[Exercise aim]: Note how many lines contain "panel" and give that number, with nothing else.

[Supplied data]:
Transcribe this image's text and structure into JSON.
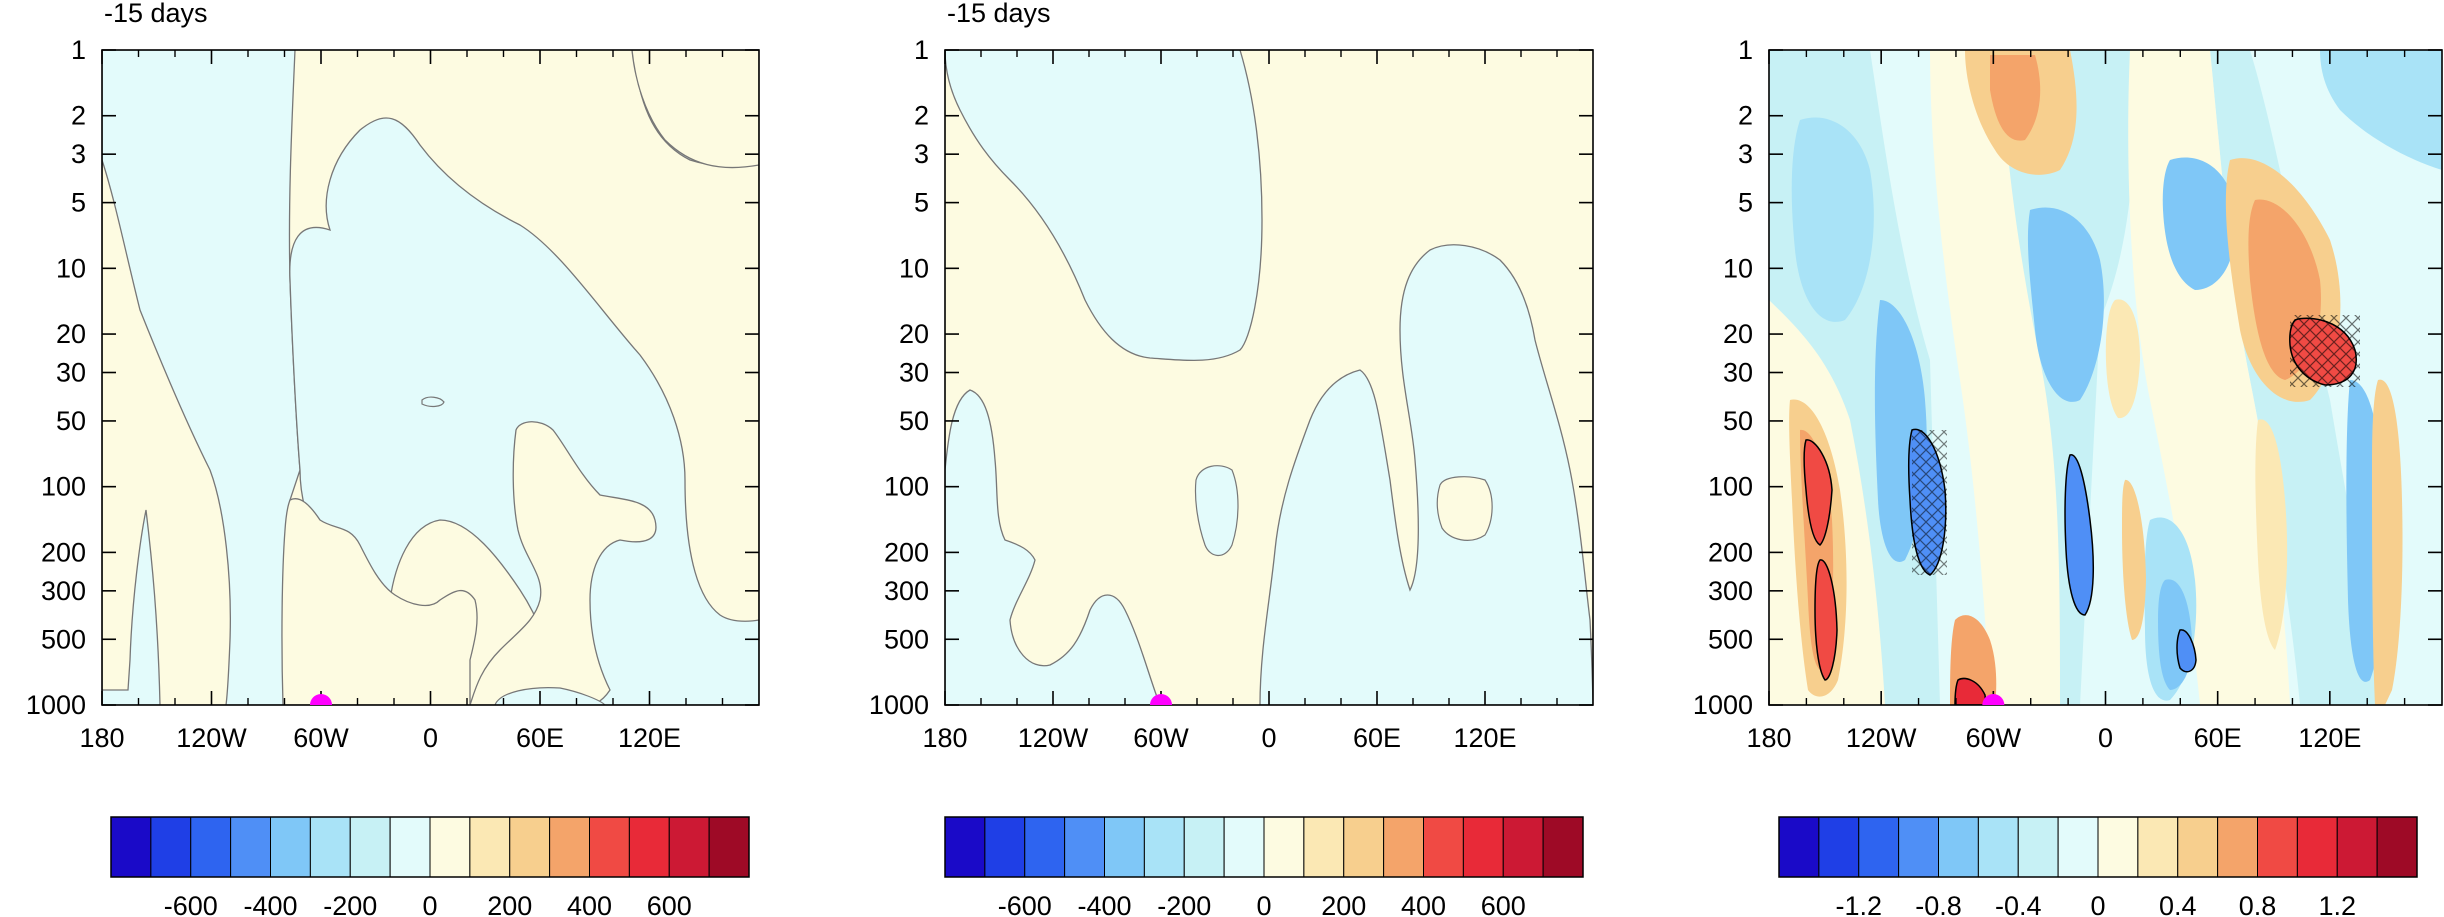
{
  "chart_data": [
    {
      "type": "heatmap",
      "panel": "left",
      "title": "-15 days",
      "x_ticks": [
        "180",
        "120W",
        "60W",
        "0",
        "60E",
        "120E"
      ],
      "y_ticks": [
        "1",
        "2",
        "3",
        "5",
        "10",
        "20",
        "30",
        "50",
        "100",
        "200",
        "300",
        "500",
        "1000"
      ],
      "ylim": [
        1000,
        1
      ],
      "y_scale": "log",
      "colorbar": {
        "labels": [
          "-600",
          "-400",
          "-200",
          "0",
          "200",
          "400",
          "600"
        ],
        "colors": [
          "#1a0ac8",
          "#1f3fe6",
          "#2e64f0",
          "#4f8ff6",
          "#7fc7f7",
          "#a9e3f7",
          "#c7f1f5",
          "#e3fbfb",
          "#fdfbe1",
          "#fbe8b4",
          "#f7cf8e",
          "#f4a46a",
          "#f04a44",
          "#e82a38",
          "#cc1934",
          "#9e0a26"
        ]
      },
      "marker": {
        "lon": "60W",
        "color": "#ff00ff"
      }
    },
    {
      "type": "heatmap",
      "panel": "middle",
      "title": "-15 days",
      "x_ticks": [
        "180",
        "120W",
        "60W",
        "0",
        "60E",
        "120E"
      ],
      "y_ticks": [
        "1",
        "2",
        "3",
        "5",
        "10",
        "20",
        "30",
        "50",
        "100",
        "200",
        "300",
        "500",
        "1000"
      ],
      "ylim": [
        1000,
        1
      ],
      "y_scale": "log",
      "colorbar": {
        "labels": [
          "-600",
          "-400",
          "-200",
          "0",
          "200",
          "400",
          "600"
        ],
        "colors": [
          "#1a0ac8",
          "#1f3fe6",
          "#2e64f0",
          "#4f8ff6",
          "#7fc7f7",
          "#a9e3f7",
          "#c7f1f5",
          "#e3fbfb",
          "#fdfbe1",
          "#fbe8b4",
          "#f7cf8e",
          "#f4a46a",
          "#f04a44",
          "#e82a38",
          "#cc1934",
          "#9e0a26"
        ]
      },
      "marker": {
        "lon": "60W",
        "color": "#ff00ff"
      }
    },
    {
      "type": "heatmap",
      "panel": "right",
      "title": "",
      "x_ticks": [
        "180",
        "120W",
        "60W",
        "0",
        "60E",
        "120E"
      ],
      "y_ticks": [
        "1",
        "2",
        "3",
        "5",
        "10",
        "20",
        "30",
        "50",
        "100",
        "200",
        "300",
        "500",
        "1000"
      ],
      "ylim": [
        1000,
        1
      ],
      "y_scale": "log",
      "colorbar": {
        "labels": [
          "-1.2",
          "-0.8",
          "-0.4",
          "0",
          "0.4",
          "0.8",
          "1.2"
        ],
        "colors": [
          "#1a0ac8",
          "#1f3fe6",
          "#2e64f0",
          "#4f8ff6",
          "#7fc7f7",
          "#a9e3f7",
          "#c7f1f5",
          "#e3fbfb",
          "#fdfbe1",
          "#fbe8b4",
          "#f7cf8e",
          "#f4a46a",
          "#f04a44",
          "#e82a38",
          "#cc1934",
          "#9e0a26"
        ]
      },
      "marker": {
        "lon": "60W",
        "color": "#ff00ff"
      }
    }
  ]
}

[Solution for this problem]: 3